**Task brief**
Your task is to print all of the data word for word.

begin Material for this task

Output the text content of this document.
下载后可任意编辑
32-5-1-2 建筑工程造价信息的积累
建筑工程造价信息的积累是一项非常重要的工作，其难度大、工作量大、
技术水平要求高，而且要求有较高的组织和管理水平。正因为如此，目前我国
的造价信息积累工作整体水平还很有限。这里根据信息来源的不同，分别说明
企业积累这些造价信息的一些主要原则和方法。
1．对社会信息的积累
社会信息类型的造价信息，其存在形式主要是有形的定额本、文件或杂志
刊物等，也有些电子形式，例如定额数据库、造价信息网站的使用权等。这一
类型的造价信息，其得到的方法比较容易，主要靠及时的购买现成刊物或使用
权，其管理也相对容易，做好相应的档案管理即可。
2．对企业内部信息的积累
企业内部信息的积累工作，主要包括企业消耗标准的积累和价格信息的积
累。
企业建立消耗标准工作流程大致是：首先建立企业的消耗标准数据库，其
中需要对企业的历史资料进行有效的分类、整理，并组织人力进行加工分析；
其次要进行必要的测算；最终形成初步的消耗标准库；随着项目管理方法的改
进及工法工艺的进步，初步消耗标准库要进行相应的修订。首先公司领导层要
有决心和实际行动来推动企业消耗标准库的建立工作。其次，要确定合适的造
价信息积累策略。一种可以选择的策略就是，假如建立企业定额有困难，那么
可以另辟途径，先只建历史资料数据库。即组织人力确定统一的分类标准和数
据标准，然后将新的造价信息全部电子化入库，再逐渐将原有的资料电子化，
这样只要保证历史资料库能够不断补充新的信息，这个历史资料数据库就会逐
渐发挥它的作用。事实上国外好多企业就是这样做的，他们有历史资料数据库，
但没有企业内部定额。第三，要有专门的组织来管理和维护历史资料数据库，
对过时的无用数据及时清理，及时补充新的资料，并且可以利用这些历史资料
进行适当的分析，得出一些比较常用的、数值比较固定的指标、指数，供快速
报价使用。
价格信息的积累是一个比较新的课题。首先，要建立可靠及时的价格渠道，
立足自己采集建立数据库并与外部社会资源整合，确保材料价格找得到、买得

end Material for this task

**Solved exercise**
Output the text content of this document.
下载后可任意编辑
32-5-1-2 建筑工程造价信息的积累
建筑工程造价信息的积累是一项非常重要的工作，其难度大、工作量大、
技术水平要求高，而且要求有较高的组织和管理水平。正因为如此，目前我国
的造价信息积累工作整体水平还很有限。这里根据信息来源的不同，分别说明
企业积累这些造价信息的一些主要原则和方法。
1．对社会信息的积累
社会信息类型的造价信息，其存在形式主要是有形的定额本、文件或杂志
刊物等，也有些电子形式，例如定额数据库、造价信息网站的使用权等。这一
类型的造价信息，其得到的方法比较容易，主要靠及时的购买现成刊物或使用
权，其管理也相对容易，做好相应的档案管理即可。
2．对企业内部信息的积累
企业内部信息的积累工作，主要包括企业消耗标准的积累和价格信息的积
累。
企业建立消耗标准工作流程大致是：首先建立企业的消耗标准数据库，其
中需要对企业的历史资料进行有效的分类、整理，并组织人力进行加工分析；
其次要进行必要的测算；最终形成初步的消耗标准库；随着项目管理方法的改
进及工法工艺的进步，初步消耗标准库要进行相应的修订。首先公司领导层要
有决心和实际行动来推动企业消耗标准库的建立工作。其次，要确定合适的造
价信息积累策略。一种可以选择的策略就是，假如建立企业定额有困难，那么
可以另辟途径，先只建历史资料数据库。即组织人力确定统一的分类标准和数
据标准，然后将新的造价信息全部电子化入库，再逐渐将原有的资料电子化，
这样只要保证历史资料库能够不断补充新的信息，这个历史资料数据库就会逐
渐发挥它的作用。事实上国外好多企业就是这样做的，他们有历史资料数据库，
但没有企业内部定额。第三，要有专门的组织来管理和维护历史资料数据库，
对过时的无用数据及时清理，及时补充新的资料，并且可以利用这些历史资料
进行适当的分析，得出一些比较常用的、数值比较固定的指标、指数，供快速
报价使用。
价格信息的积累是一个比较新的课题。首先，要建立可靠及时的价格渠道，
立足自己采集建立数据库并与外部社会资源整合，确保材料价格找得到、买得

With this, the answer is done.